Task to complete
In the entries below, find every line with "Each" and copy it.

Provided entries
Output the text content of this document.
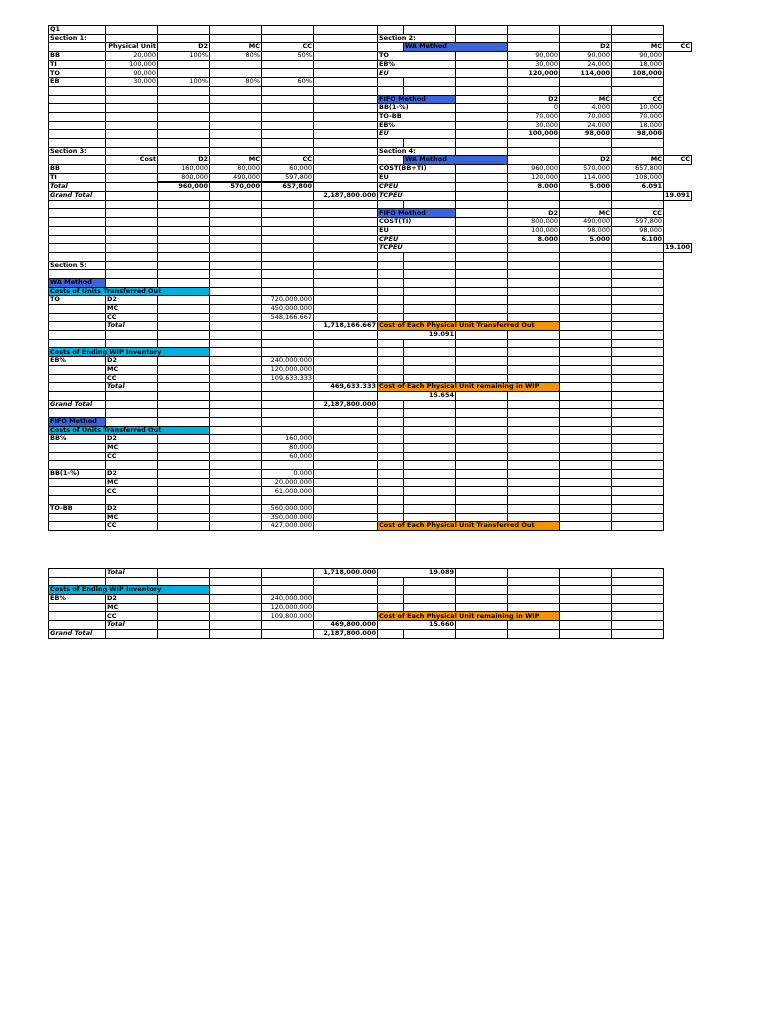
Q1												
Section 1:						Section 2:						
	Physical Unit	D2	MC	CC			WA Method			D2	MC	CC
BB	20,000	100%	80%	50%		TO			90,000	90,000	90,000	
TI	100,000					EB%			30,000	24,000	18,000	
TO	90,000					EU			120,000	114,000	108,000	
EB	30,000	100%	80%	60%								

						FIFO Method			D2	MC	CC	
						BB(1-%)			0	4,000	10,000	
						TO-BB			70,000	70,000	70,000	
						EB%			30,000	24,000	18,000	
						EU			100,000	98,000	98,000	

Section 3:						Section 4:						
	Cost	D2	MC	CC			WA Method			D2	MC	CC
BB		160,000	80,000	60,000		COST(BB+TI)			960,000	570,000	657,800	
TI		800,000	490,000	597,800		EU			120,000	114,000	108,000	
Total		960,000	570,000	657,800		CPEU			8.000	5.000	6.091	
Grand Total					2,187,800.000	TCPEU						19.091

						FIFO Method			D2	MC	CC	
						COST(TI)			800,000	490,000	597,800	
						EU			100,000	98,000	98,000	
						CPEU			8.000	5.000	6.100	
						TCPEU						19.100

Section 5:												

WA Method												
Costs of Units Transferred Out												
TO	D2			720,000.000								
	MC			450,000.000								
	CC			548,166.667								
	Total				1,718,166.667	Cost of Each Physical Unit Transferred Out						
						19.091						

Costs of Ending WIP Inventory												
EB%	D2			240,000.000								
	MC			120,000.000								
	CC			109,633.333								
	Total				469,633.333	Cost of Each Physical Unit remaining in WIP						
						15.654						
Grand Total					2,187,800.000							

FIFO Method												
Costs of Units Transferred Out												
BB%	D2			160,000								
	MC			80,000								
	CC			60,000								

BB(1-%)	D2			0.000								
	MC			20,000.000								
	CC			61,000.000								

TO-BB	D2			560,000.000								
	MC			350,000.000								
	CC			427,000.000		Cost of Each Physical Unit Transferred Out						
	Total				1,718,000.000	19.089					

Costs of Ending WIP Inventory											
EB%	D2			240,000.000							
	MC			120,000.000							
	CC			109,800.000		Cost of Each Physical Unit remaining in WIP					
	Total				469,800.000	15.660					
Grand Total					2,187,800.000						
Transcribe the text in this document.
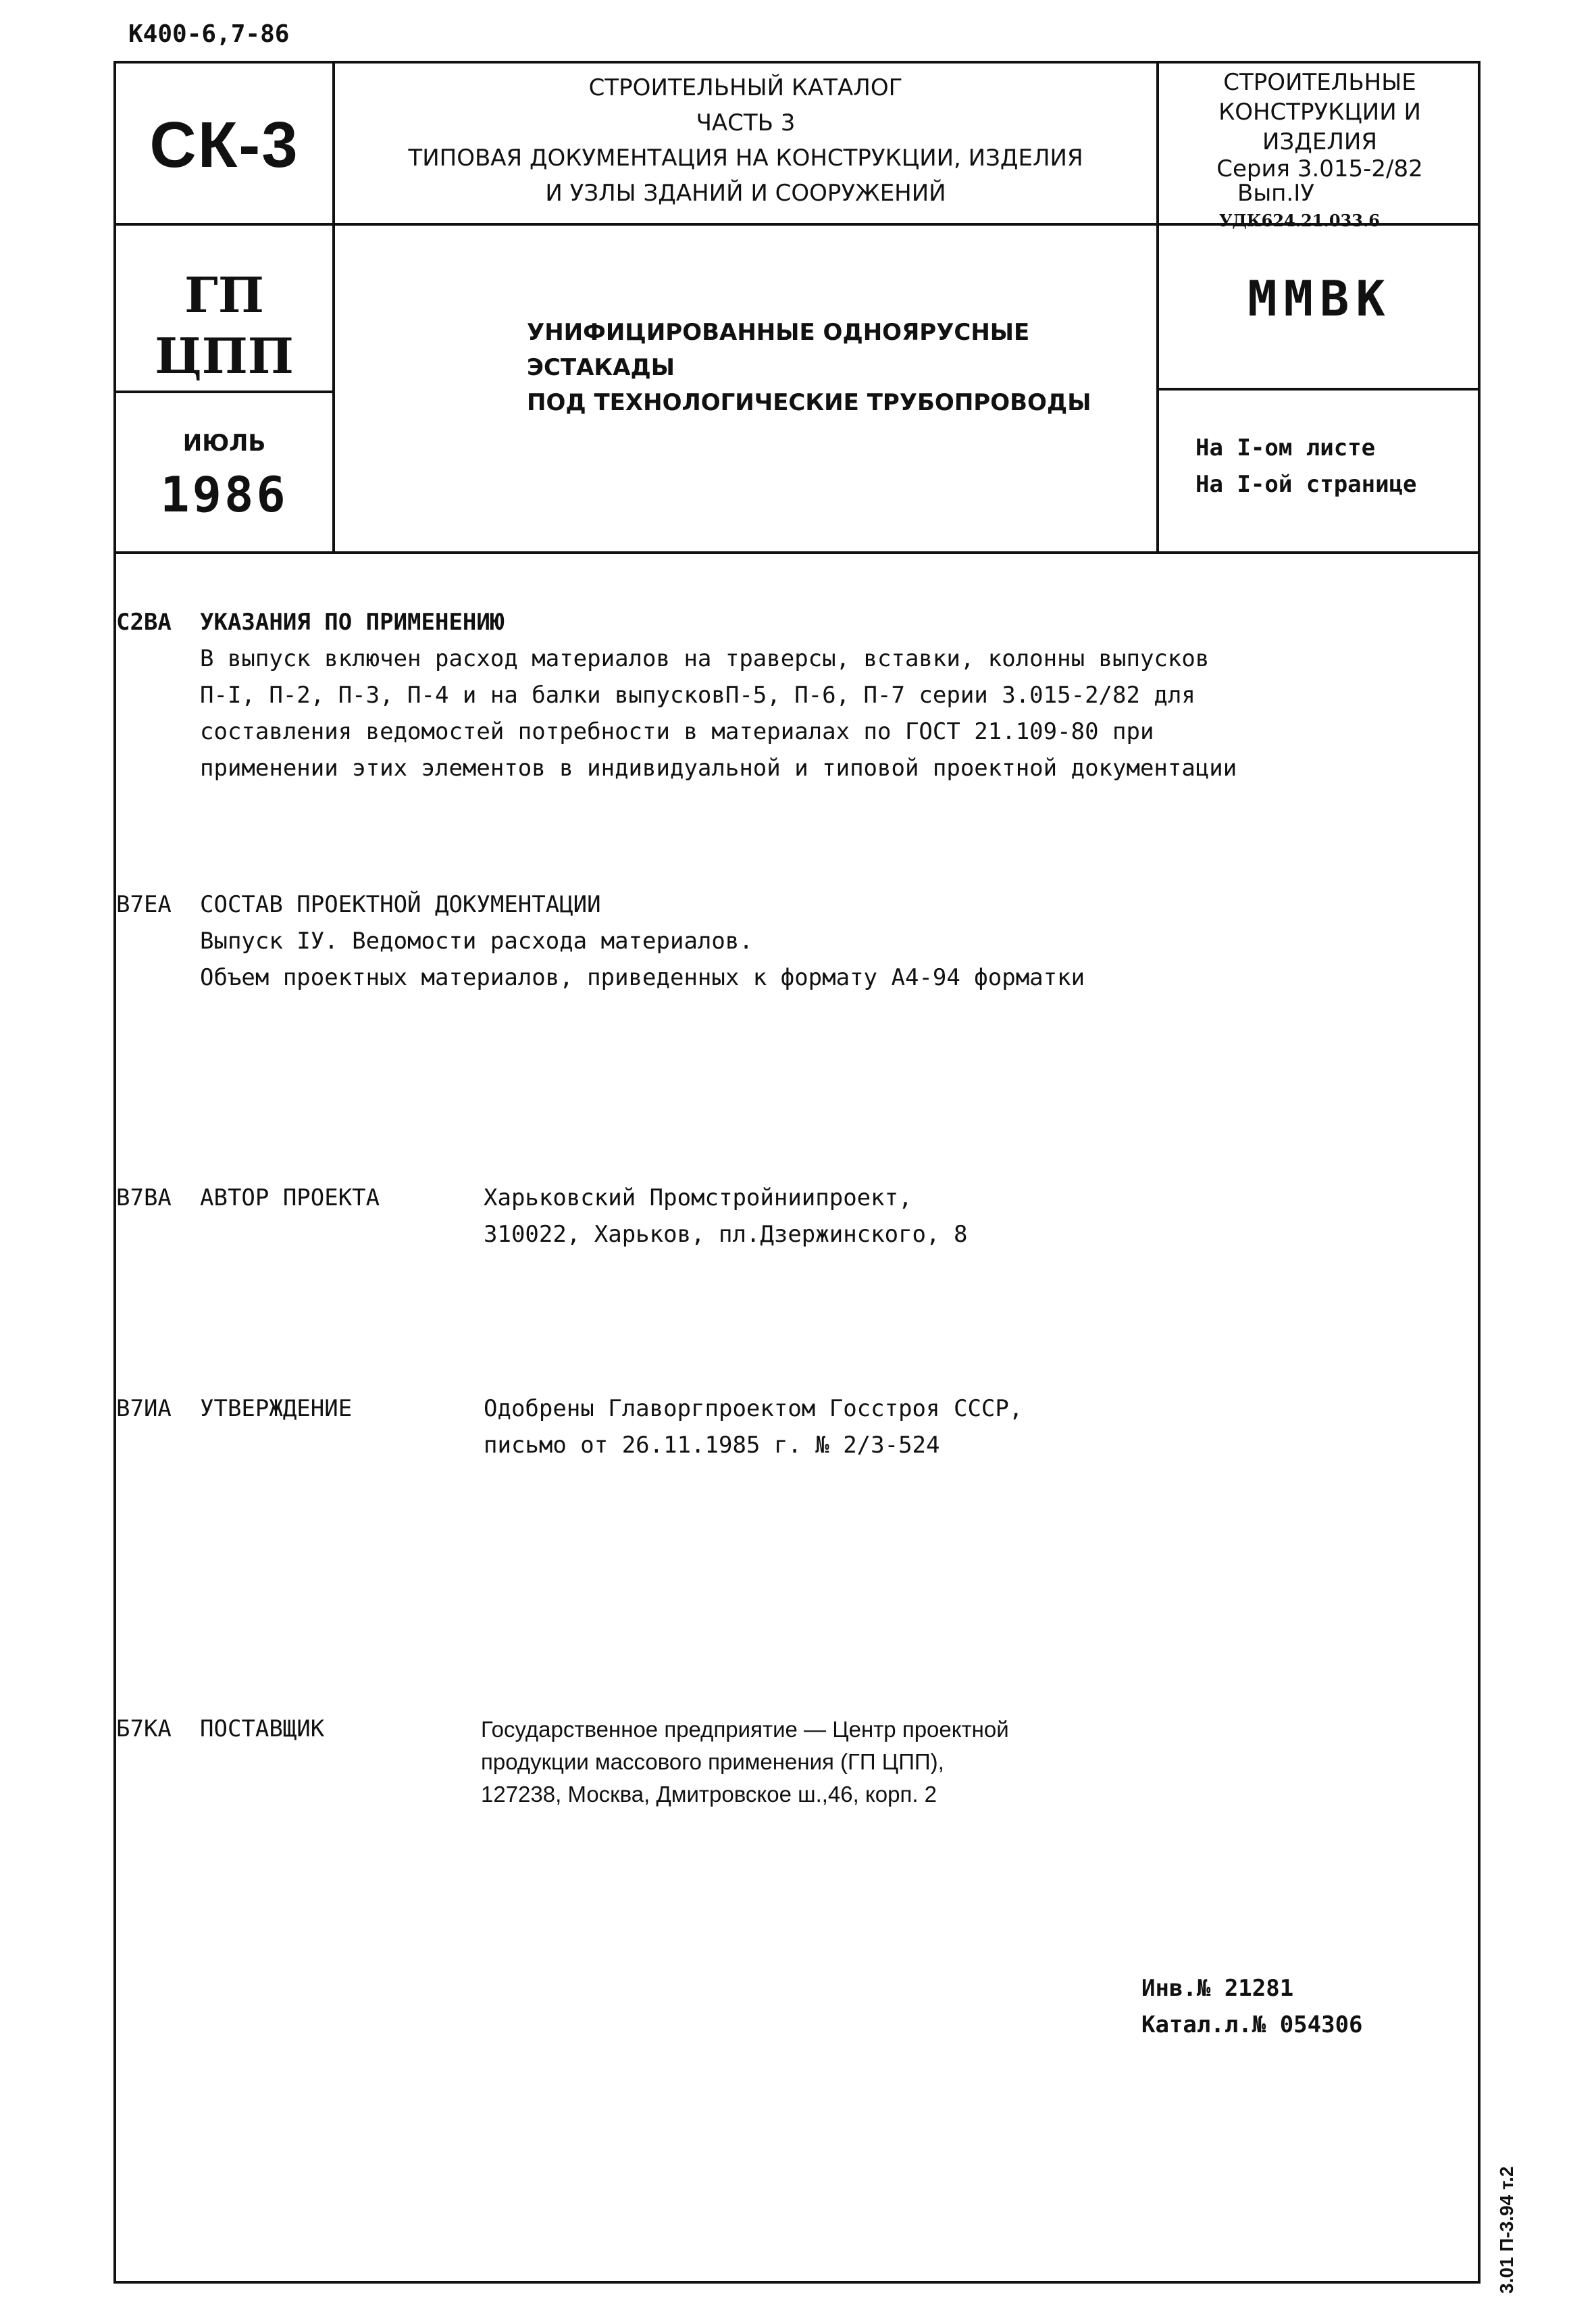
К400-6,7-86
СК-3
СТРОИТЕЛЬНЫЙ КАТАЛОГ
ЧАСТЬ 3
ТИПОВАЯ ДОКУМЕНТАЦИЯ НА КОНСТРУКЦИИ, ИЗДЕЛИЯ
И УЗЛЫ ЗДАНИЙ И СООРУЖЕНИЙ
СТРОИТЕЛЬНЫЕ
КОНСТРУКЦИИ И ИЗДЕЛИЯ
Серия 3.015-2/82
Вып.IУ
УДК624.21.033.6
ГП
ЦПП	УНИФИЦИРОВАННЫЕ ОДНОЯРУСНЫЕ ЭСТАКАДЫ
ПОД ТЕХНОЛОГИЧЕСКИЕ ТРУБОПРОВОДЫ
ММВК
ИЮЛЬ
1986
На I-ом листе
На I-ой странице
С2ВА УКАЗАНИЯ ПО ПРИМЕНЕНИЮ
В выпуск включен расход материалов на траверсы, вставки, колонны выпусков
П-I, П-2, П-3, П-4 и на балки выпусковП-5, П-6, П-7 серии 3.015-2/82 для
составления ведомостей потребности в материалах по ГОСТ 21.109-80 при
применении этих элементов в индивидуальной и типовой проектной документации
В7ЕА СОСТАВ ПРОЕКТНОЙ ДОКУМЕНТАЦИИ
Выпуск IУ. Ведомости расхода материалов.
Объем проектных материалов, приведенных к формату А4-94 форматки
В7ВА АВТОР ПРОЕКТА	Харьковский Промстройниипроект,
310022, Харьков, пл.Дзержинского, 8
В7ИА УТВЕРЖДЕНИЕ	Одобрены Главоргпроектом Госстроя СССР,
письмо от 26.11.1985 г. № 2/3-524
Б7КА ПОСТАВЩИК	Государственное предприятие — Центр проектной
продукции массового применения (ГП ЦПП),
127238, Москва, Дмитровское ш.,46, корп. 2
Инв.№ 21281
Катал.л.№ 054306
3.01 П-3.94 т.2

Output for this task
	Total				1,718,166.667	Cost of Each Physical Unit Transferred Out						
	Total				469,633.333	Cost of Each Physical Unit remaining in WIP						
	CC			427,000.000		Cost of Each Physical Unit Transferred Out						
	CC			109,800.000		Cost of Each Physical Unit remaining in WIP					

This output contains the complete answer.